┏━━
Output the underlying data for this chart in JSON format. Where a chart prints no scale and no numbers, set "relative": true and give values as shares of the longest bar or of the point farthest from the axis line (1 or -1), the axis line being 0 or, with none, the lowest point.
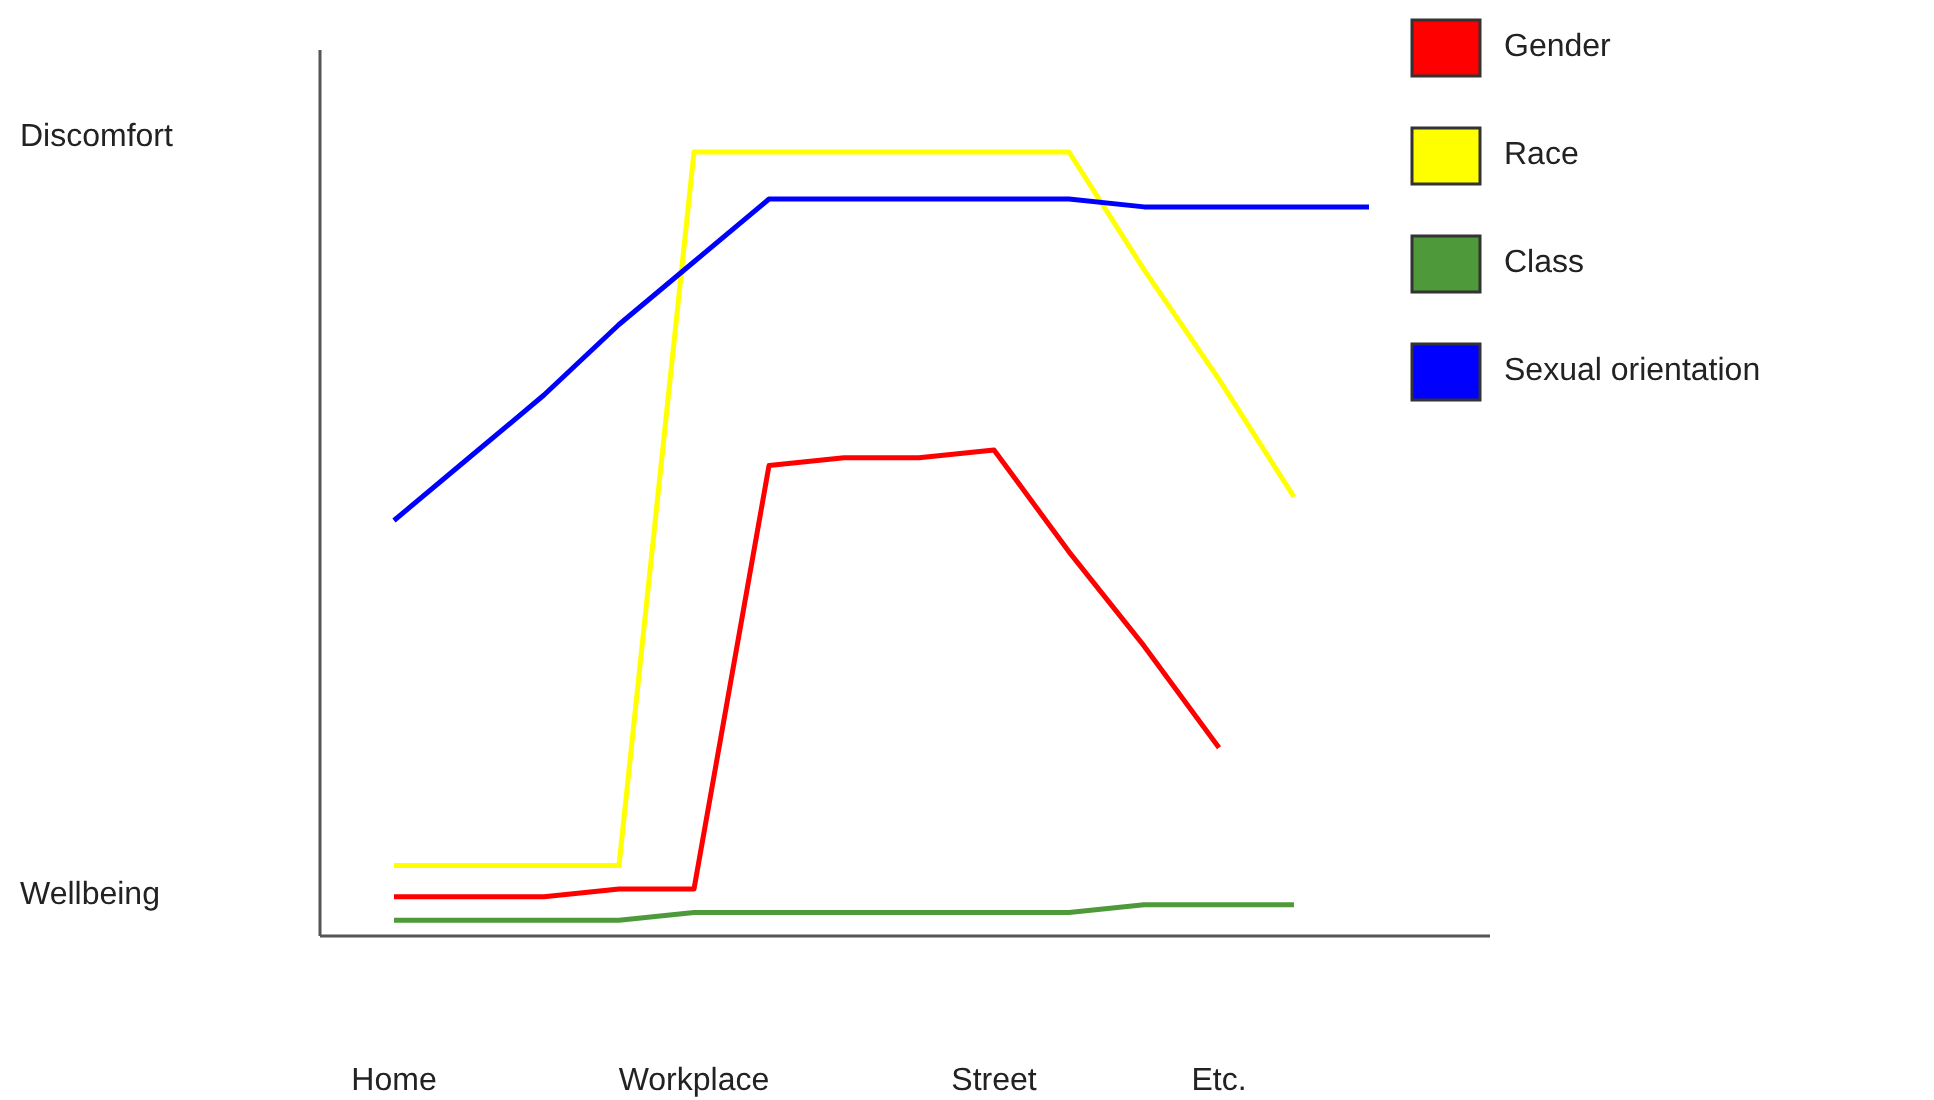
{
  "chart_data": {
    "type": "line",
    "relative": true,
    "categories": [
      "Home",
      null,
      null,
      null,
      "Workplace",
      null,
      null,
      null,
      "Street",
      null,
      null,
      "Etc.",
      null,
      null
    ],
    "annotations": [
      "Discomfort",
      "Wellbeing"
    ],
    "legend": "right",
    "marker": "none",
    "line_style": "solid",
    "grid": false,
    "series": [
      {
        "name": "Gender",
        "color": "#ff0000",
        "values": [
          0.05,
          0.05,
          0.05,
          0.06,
          0.06,
          0.6,
          0.61,
          0.61,
          0.62,
          0.49,
          0.37,
          0.24,
          null,
          null
        ]
      },
      {
        "name": "Race",
        "color": "#ffff00",
        "values": [
          0.09,
          0.09,
          0.09,
          0.09,
          1,
          1,
          1,
          1,
          1,
          1,
          0.85,
          0.71,
          0.56,
          null
        ]
      },
      {
        "name": "Class",
        "color": "#4e9a3a",
        "values": [
          0.02,
          0.02,
          0.02,
          0.02,
          0.03,
          0.03,
          0.03,
          0.03,
          0.03,
          0.03,
          0.04,
          0.04,
          0.04,
          null
        ]
      },
      {
        "name": "Sexual orientation",
        "color": "#0000ff",
        "values": [
          0.53,
          0.61,
          0.69,
          0.78,
          0.86,
          0.94,
          0.94,
          0.94,
          0.94,
          0.94,
          0.93,
          0.93,
          0.93,
          0.93
        ]
      }
    ]
  }
}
┗━━
Print every entry exactly as written, without the pictures.

Output the underlying data for this chart in JSON format. Where a chart prints no scale and no numbers, set "relative": true and give values as shares of the longest bar or of the point farthest from the axis line (1 or -1), the axis line being 0 or, with none, the lowest point.
{
  "chart_data": {
    "type": "line",
    "relative": true,
    "categories": [
      "Home",
      null,
      null,
      null,
      "Workplace",
      null,
      null,
      null,
      "Street",
      null,
      null,
      "Etc.",
      null,
      null
    ],
    "annotations": [
      "Discomfort",
      "Wellbeing"
    ],
    "legend": "right",
    "marker": "none",
    "line_style": "solid",
    "grid": false,
    "series": [
      {
        "name": "Gender",
        "color": "#ff0000",
        "values": [
          0.05,
          0.05,
          0.05,
          0.06,
          0.06,
          0.6,
          0.61,
          0.61,
          0.62,
          0.49,
          0.37,
          0.24,
          null,
          null
        ]
      },
      {
        "name": "Race",
        "color": "#ffff00",
        "values": [
          0.09,
          0.09,
          0.09,
          0.09,
          1,
          1,
          1,
          1,
          1,
          1,
          0.85,
          0.71,
          0.56,
          null
        ]
      },
      {
        "name": "Class",
        "color": "#4e9a3a",
        "values": [
          0.02,
          0.02,
          0.02,
          0.02,
          0.03,
          0.03,
          0.03,
          0.03,
          0.03,
          0.03,
          0.04,
          0.04,
          0.04,
          null
        ]
      },
      {
        "name": "Sexual orientation",
        "color": "#0000ff",
        "values": [
          0.53,
          0.61,
          0.69,
          0.78,
          0.86,
          0.94,
          0.94,
          0.94,
          0.94,
          0.94,
          0.93,
          0.93,
          0.93,
          0.93
        ]
      }
    ]
  }
}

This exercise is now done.